— start Information provided —

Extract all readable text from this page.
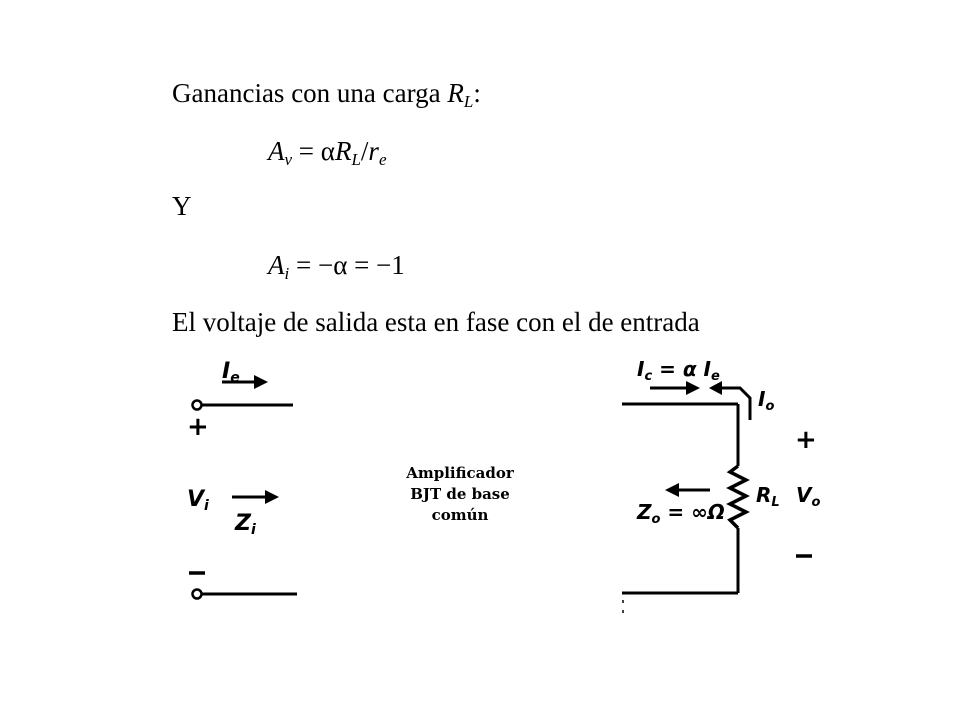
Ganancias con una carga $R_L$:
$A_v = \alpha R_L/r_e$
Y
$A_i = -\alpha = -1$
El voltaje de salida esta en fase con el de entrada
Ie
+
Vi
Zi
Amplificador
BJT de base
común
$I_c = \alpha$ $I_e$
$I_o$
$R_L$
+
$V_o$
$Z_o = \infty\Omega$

— end Information provided —
— start Information provided —

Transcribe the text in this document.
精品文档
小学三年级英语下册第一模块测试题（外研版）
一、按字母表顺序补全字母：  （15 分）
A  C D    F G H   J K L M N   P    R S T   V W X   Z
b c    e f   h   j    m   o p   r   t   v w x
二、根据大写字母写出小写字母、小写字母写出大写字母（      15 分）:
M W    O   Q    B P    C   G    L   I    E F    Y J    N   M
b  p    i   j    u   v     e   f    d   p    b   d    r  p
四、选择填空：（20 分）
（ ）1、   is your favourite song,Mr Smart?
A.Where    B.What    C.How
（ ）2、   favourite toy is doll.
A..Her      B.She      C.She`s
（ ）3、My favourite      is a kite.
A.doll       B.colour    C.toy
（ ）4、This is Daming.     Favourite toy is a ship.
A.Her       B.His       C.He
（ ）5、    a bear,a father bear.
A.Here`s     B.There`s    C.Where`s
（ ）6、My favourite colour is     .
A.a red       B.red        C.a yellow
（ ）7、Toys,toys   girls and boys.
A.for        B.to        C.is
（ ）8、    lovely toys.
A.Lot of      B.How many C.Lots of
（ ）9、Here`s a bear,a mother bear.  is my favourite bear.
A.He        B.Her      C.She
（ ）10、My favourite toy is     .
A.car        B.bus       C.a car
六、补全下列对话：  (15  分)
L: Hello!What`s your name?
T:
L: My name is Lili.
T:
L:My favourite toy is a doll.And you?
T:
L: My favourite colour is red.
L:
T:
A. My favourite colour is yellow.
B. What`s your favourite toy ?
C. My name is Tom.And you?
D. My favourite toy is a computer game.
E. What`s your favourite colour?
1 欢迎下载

— end Information provided —

Aim – Reply with one number only, the count of lines above that hold the string "Where".

Worked solution – 2